# Records excerpted from a collection
# # #

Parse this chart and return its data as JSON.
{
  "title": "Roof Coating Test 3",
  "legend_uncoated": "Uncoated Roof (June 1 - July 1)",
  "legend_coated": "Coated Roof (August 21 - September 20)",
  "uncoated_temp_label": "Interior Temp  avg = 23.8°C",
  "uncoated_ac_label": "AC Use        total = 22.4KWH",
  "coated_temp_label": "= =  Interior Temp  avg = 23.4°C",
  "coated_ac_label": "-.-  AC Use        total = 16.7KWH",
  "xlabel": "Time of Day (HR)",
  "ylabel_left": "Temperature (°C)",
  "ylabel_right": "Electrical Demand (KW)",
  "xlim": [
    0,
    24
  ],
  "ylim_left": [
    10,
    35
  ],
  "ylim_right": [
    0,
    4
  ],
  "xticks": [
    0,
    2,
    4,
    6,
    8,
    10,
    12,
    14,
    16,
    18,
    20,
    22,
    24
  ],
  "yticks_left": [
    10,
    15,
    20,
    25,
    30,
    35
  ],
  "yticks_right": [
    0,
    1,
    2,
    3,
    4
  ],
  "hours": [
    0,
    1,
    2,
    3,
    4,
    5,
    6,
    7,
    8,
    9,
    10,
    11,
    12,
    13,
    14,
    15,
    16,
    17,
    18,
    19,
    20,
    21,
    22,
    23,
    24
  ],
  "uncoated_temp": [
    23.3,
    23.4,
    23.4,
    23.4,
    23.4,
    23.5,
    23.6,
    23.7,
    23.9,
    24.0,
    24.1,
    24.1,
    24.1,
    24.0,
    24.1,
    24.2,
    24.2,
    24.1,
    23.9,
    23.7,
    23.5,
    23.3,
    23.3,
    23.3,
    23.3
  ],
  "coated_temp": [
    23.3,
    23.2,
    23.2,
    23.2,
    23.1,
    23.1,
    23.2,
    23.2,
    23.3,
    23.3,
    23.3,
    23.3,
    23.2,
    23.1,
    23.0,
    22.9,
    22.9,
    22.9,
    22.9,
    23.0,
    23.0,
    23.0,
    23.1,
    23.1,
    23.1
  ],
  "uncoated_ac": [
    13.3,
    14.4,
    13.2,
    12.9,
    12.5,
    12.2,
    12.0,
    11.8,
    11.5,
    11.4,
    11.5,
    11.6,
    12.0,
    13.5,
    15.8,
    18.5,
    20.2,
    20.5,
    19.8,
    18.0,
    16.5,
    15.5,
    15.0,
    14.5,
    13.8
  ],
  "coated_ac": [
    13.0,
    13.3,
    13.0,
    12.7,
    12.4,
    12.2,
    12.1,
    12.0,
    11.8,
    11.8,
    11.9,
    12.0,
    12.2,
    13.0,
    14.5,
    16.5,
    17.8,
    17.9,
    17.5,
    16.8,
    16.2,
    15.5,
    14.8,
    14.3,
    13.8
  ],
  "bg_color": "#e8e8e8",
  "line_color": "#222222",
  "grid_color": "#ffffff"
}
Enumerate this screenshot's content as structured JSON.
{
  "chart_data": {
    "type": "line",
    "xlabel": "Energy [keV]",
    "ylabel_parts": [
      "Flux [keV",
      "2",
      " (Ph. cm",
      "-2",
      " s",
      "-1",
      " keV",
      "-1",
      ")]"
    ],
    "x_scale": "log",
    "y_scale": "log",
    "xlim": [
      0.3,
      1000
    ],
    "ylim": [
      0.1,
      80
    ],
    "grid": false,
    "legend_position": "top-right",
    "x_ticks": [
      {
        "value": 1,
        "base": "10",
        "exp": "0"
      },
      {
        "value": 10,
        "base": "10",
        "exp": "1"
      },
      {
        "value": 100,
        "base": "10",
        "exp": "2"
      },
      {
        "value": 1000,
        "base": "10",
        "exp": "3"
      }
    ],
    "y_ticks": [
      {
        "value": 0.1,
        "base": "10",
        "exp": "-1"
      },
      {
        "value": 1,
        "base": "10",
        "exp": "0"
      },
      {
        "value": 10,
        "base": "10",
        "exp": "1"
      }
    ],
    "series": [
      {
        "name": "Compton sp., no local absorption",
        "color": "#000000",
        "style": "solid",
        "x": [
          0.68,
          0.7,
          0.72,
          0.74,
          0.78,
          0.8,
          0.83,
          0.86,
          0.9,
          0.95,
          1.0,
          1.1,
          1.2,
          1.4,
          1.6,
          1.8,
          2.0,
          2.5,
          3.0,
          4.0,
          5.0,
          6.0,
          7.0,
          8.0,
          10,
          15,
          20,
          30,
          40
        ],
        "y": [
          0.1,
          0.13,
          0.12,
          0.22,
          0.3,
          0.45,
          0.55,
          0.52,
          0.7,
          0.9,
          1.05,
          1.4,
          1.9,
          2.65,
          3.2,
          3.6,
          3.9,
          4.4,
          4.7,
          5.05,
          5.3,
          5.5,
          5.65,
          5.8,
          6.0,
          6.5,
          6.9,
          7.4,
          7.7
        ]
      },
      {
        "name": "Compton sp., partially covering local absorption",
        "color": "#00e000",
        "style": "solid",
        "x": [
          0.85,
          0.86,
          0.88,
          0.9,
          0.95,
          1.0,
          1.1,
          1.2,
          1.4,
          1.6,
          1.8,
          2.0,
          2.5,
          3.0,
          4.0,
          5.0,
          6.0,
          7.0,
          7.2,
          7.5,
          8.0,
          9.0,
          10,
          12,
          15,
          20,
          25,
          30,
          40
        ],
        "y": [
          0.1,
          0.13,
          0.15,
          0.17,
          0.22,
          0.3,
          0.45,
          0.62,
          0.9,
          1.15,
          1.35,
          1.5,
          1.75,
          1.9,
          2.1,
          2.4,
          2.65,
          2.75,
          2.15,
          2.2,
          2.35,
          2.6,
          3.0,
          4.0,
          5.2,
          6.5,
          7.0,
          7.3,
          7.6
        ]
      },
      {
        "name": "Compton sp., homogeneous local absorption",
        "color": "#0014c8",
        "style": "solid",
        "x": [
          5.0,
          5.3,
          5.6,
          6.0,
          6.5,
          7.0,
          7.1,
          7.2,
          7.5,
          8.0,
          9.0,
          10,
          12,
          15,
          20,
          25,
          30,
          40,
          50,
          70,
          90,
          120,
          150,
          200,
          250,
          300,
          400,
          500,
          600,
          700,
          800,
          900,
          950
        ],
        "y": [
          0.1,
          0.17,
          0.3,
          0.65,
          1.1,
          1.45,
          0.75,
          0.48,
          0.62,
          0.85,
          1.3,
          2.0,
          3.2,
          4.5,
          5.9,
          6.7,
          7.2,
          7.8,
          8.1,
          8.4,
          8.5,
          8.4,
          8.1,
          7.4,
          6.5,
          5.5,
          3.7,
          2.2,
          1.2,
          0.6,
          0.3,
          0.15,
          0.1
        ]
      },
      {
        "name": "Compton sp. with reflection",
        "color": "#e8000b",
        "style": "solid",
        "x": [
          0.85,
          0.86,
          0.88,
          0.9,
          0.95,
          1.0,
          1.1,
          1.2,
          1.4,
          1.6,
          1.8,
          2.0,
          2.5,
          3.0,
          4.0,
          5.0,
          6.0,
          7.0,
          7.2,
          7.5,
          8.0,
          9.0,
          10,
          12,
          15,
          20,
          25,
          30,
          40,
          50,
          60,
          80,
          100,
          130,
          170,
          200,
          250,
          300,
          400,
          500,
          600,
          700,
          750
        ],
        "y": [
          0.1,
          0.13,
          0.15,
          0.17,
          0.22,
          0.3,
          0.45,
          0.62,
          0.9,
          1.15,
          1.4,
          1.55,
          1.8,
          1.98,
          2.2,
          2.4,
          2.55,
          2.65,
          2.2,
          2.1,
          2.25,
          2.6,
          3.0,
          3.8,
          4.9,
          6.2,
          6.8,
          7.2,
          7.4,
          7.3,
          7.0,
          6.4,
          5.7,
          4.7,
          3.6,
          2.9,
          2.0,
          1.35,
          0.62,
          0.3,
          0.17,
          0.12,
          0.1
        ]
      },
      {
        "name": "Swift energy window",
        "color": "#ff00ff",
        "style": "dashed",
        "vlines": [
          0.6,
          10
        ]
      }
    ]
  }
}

# # #

# Objective
Collect each line holding the string "Compton".

# Task response
        "name": "Compton sp., no local absorption",
        "name": "Compton sp., partially covering local absorption",
        "name": "Compton sp., homogeneous local absorption",
        "name": "Compton sp. with reflection",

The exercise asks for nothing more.